• Required task: Show all lines from the listing below that contain "text".

>>

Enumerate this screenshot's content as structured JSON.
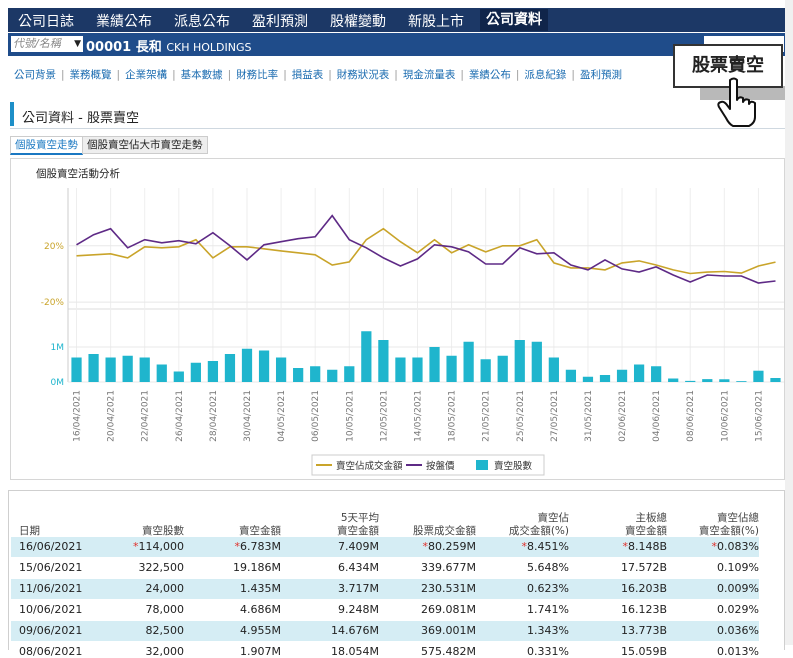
{
  "nav": {
    "tabs": [
      "公司日誌",
      "業績公布",
      "派息公布",
      "盈利預測",
      "股權變動",
      "新股上市",
      "公司資料"
    ],
    "active": 6
  },
  "search": {
    "placeholder": "代號/名稱",
    "code": "00001",
    "name": "長和",
    "name_en": "CKH HOLDINGS"
  },
  "links": [
    "公司背景",
    "業務概覽",
    "企業架構",
    "基本數據",
    "財務比率",
    "損益表",
    "財務狀況表",
    "現金流量表",
    "業績公布",
    "派息紀錄",
    "盈利預測"
  ],
  "callout": "股票賣空",
  "section_title": "公司資料 - 股票賣空",
  "subtabs": [
    "個股賣空走勢",
    "個股賣空佔大市賣空走勢"
  ],
  "chart_data": {
    "type": "combo",
    "title": "個股賣空活動分析",
    "categories": [
      "16/04/2021",
      null,
      "20/04/2021",
      null,
      "22/04/2021",
      null,
      "26/04/2021",
      null,
      "28/04/2021",
      null,
      "30/04/2021",
      null,
      "04/05/2021",
      null,
      "06/05/2021",
      null,
      "10/05/2021",
      null,
      "12/05/2021",
      null,
      "14/05/2021",
      null,
      "18/05/2021",
      null,
      "21/05/2021",
      null,
      "25/05/2021",
      null,
      "27/05/2021",
      null,
      "31/05/2021",
      null,
      "02/06/2021",
      null,
      "04/06/2021",
      null,
      "08/06/2021",
      null,
      "10/06/2021",
      null,
      "15/06/2021",
      null
    ],
    "ylim": [
      -22,
      61
    ],
    "yticks": [
      {
        "value": -20,
        "label": "-20%"
      },
      {
        "value": 20,
        "label": "20%"
      }
    ],
    "y2lim": [
      0,
      2000000
    ],
    "y2ticks": [
      {
        "value": 0,
        "label": "0M"
      },
      {
        "value": 1000000,
        "label": "1M"
      }
    ],
    "series": [
      {
        "name": "賣空佔成交金額",
        "type": "line",
        "color": "#c9a42a",
        "values": [
          12.9,
          13.6,
          14.3,
          11.4,
          19.3,
          18.6,
          19.3,
          24.3,
          11.4,
          19.3,
          19.3,
          17.9,
          16.4,
          15,
          13.6,
          6.4,
          8.6,
          24.3,
          32.1,
          22.9,
          15,
          24.3,
          15,
          20.7,
          15.7,
          20,
          20,
          24.3,
          7.9,
          4.3,
          4.3,
          2.9,
          7.9,
          9.3,
          6.4,
          2.9,
          0.331,
          1.343,
          1.741,
          0.623,
          5.648,
          8.451
        ]
      },
      {
        "name": "按盤價",
        "type": "line",
        "color": "#5e2a86",
        "values": [
          20.7,
          27.9,
          32.1,
          18.6,
          24.3,
          22.1,
          23.6,
          21.4,
          29.3,
          20,
          10,
          20.7,
          22.9,
          25,
          26.4,
          41.4,
          24.3,
          18.6,
          11.4,
          5.7,
          10.7,
          20.7,
          19.3,
          15.7,
          7.1,
          7.1,
          18.6,
          14.3,
          15,
          6.4,
          2.9,
          10,
          3.6,
          1.4,
          5,
          -0.7,
          -5.7,
          -0.7,
          -1.4,
          -1.4,
          -6.4,
          -5
        ]
      },
      {
        "name": "賣空股數",
        "type": "bar",
        "axis": "y2",
        "color": "#1fb5cd",
        "values": [
          700000,
          800000,
          700000,
          750000,
          700000,
          500000,
          300000,
          550000,
          600000,
          800000,
          950000,
          900000,
          700000,
          400000,
          450000,
          350000,
          450000,
          1450000,
          1200000,
          700000,
          700000,
          1000000,
          750000,
          1150000,
          650000,
          750000,
          1200000,
          1150000,
          700000,
          350000,
          150000,
          200000,
          350000,
          500000,
          450000,
          100000,
          32000,
          82500,
          78000,
          24000,
          322500,
          114000
        ]
      }
    ]
  },
  "table": {
    "headers": [
      [
        "日期"
      ],
      [
        "賣空股數"
      ],
      [
        "賣空金額"
      ],
      [
        "5天平均",
        "賣空金額"
      ],
      [
        "股票成交金額"
      ],
      [
        "賣空佔",
        "成交金額(%)"
      ],
      [
        "主板總",
        "賣空金額"
      ],
      [
        "賣空佔總",
        "賣空金額(%)"
      ]
    ],
    "rows": [
      [
        "16/06/2021",
        "*114,000",
        "*6.783M",
        "7.409M",
        "*80.259M",
        "*8.451%",
        "*8.148B",
        "*0.083%"
      ],
      [
        "15/06/2021",
        "322,500",
        "19.186M",
        "6.434M",
        "339.677M",
        "5.648%",
        "17.572B",
        "0.109%"
      ],
      [
        "11/06/2021",
        "24,000",
        "1.435M",
        "3.717M",
        "230.531M",
        "0.623%",
        "16.203B",
        "0.009%"
      ],
      [
        "10/06/2021",
        "78,000",
        "4.686M",
        "9.248M",
        "269.081M",
        "1.741%",
        "16.123B",
        "0.029%"
      ],
      [
        "09/06/2021",
        "82,500",
        "4.955M",
        "14.676M",
        "369.001M",
        "1.343%",
        "13.773B",
        "0.036%"
      ],
      [
        "08/06/2021",
        "32,000",
        "1.907M",
        "18.054M",
        "575.482M",
        "0.331%",
        "15.059B",
        "0.013%"
      ]
    ]
  }
}
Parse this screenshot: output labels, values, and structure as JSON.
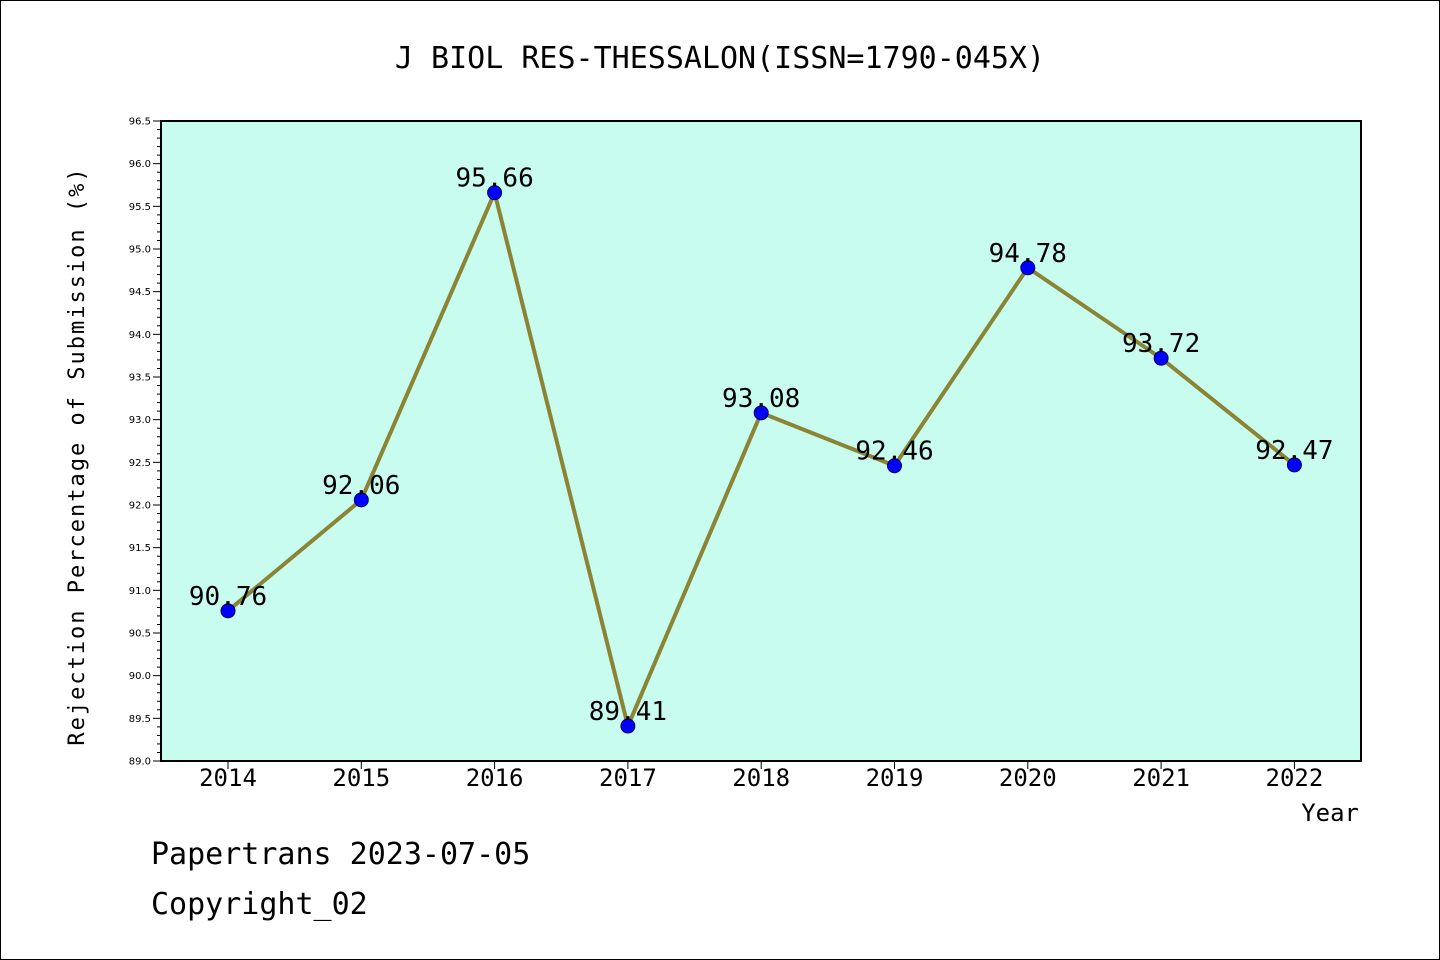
{
  "chart_data": {
    "type": "line",
    "title": "J BIOL RES-THESSALON(ISSN=1790-045X)",
    "xlabel": "Year",
    "ylabel": "Rejection Percentage of Submission (%)",
    "categories": [
      "2014",
      "2015",
      "2016",
      "2017",
      "2018",
      "2019",
      "2020",
      "2021",
      "2022"
    ],
    "series": [
      {
        "values": [
          90.76,
          92.06,
          95.66,
          89.41,
          93.08,
          92.46,
          94.78,
          93.72,
          92.47
        ]
      }
    ],
    "data_labels": [
      "90.76",
      "92.06",
      "95.66",
      "89.41",
      "93.08",
      "92.46",
      "94.78",
      "93.72",
      "92.47"
    ],
    "ylim": [
      89.0,
      96.5
    ],
    "yticks": [
      "89.0",
      "89.5",
      "90.0",
      "90.5",
      "91.0",
      "91.5",
      "92.0",
      "92.5",
      "93.0",
      "93.5",
      "94.0",
      "94.5",
      "95.0",
      "95.5",
      "96.0",
      "96.5"
    ],
    "grid": false,
    "colors": {
      "plot_background": "#c8fcee",
      "line": "#8b8434",
      "marker": "#0000ff"
    }
  },
  "footer": {
    "line1": "Papertrans 2023-07-05",
    "line2": "Copyright_02"
  }
}
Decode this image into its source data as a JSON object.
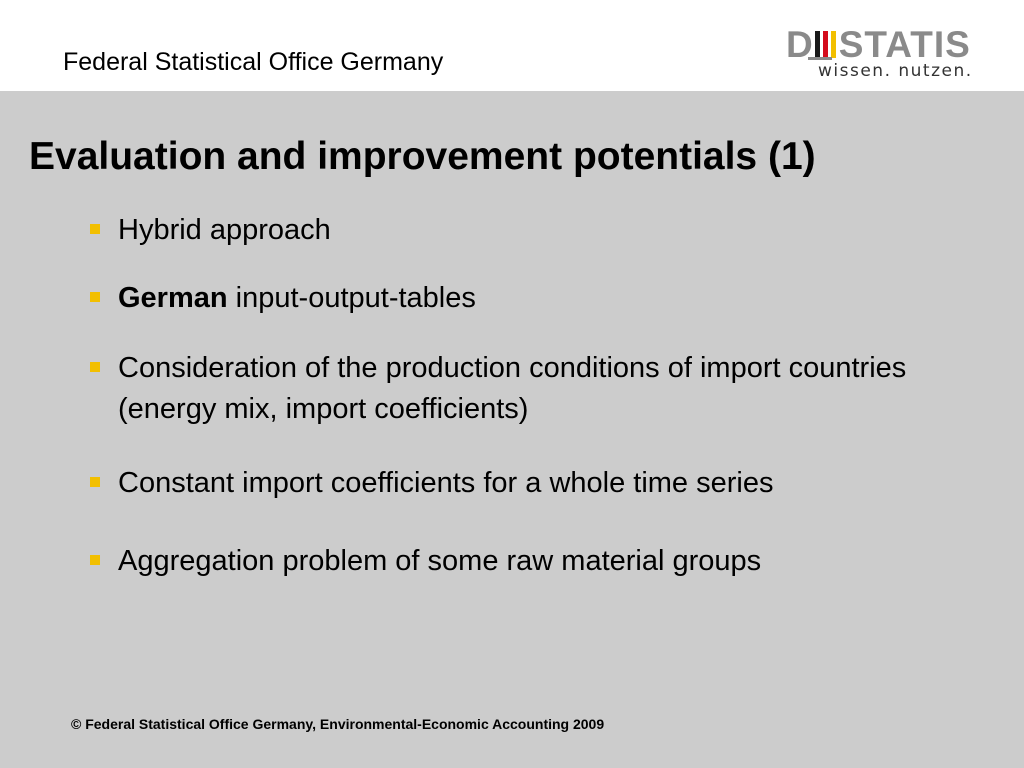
{
  "header": {
    "organization": "Federal Statistical Office Germany",
    "logo": {
      "word_start": "D",
      "word_end": "STATIS",
      "tagline": "wissen. nutzen.",
      "flag_colors": [
        "#1a1a1a",
        "#d40b1c",
        "#f2bf00"
      ]
    }
  },
  "slide": {
    "title": "Evaluation and improvement potentials (1)",
    "bullet_color": "#f2bf00",
    "bullets": [
      {
        "text": "Hybrid approach"
      },
      {
        "bold": "German",
        "text": " input-output-tables"
      },
      {
        "text": "Consideration of the production conditions of import countries (energy mix, import coefficients)"
      },
      {
        "text": "Constant import coefficients for a whole time series"
      },
      {
        "text": "Aggregation problem of some raw material groups"
      }
    ]
  },
  "footer": {
    "copyright": "© Federal Statistical Office Germany, Environmental-Economic Accounting 2009"
  }
}
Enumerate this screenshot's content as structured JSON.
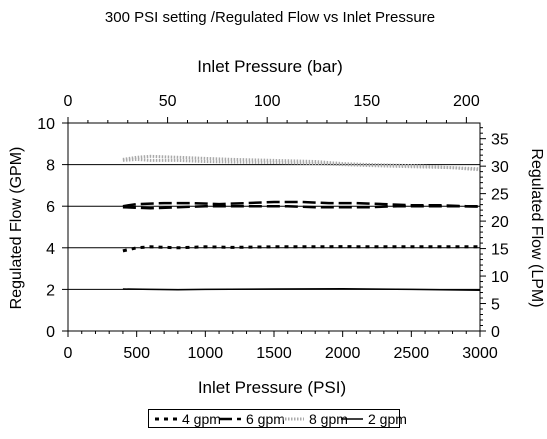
{
  "chart_data": {
    "type": "line",
    "title": "300 PSI setting /Regulated Flow vs Inlet Pressure",
    "xlabel": "Inlet Pressure (PSI)",
    "ylabel": "Regulated Flow (GPM)",
    "x2label": "Inlet Pressure (bar)",
    "y2label": "Regulated Flow (LPM)",
    "xlim": [
      0,
      3000
    ],
    "ylim": [
      0,
      10
    ],
    "x2lim": [
      0,
      206.84
    ],
    "y2lim": [
      0,
      37.854
    ],
    "xticks": [
      0,
      500,
      1000,
      1500,
      2000,
      2500,
      3000
    ],
    "yticks": [
      0,
      2,
      4,
      6,
      8,
      10
    ],
    "x2ticks": [
      0,
      50,
      100,
      150,
      200
    ],
    "y2ticks": [
      0,
      5,
      10,
      15,
      20,
      25,
      30,
      35
    ],
    "grid": "horizontal",
    "legend_position": "bottom",
    "series": [
      {
        "name": "4 gpm",
        "style": "short-dash",
        "x": [
          400,
          500,
          600,
          800,
          1000,
          1200,
          1500,
          1800,
          2000,
          2200,
          2500,
          2800,
          3000
        ],
        "y": [
          3.85,
          4.0,
          4.05,
          4.0,
          4.05,
          4.02,
          4.05,
          4.05,
          4.06,
          4.05,
          4.05,
          4.05,
          4.05
        ]
      },
      {
        "name": "6 gpm",
        "style": "long-dash",
        "x": [
          400,
          500,
          700,
          900,
          1100,
          1300,
          1500,
          1700,
          1900,
          2100,
          2300,
          2500,
          2700,
          2900,
          3000
        ],
        "y": [
          6.0,
          6.1,
          6.15,
          6.15,
          6.1,
          6.15,
          6.2,
          6.2,
          6.15,
          6.15,
          6.1,
          6.05,
          6.05,
          6.0,
          6.0
        ]
      },
      {
        "name": "6 gpm",
        "style": "long-dash",
        "x": [
          400,
          600,
          800,
          1000,
          1200,
          1400,
          1600,
          1800,
          2000,
          2200,
          2400,
          2600,
          2800,
          3000
        ],
        "y": [
          5.95,
          5.9,
          5.95,
          6.0,
          6.0,
          6.0,
          6.0,
          5.95,
          5.95,
          5.95,
          6.0,
          6.0,
          6.0,
          5.98
        ]
      },
      {
        "name": "8 gpm",
        "style": "dotted-light",
        "x": [
          400,
          500,
          600,
          800,
          1000,
          1200,
          1500,
          1800,
          2000,
          2200,
          2500,
          2800,
          3000
        ],
        "y": [
          8.25,
          8.35,
          8.4,
          8.35,
          8.3,
          8.25,
          8.2,
          8.15,
          8.05,
          8.0,
          7.95,
          7.85,
          7.75
        ]
      },
      {
        "name": "8 gpm",
        "style": "dotted-light",
        "x": [
          400,
          500,
          600,
          800,
          1000,
          1200,
          1500,
          1800,
          2000,
          2200,
          2500,
          2800,
          3000
        ],
        "y": [
          8.2,
          8.25,
          8.2,
          8.2,
          8.15,
          8.12,
          8.1,
          8.05,
          8.0,
          7.95,
          7.9,
          7.85,
          7.8
        ]
      },
      {
        "name": "2 gpm",
        "style": "solid",
        "x": [
          400,
          600,
          800,
          1000,
          1500,
          2000,
          2500,
          3000
        ],
        "y": [
          2.02,
          2.0,
          1.98,
          2.0,
          2.02,
          2.03,
          2.0,
          1.96
        ]
      }
    ],
    "legend": [
      {
        "label": "4 gpm",
        "style": "short-dash"
      },
      {
        "label": "6 gpm",
        "style": "long-dash"
      },
      {
        "label": "8 gpm",
        "style": "dotted-light"
      },
      {
        "label": "2 gpm",
        "style": "solid"
      }
    ],
    "colors": {
      "line": "#000000",
      "light": "#aaaaaa",
      "grid": "#000000"
    }
  }
}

<<

• Task answer:
        "text": "Hybrid approach"
        "text": " input-output-tables"
        "text": "Consideration of the production conditions of import countries (energy mix, import coefficients)"
        "text": "Constant import coefficients for a whole time series"
        "text": "Aggregation problem of some raw material groups"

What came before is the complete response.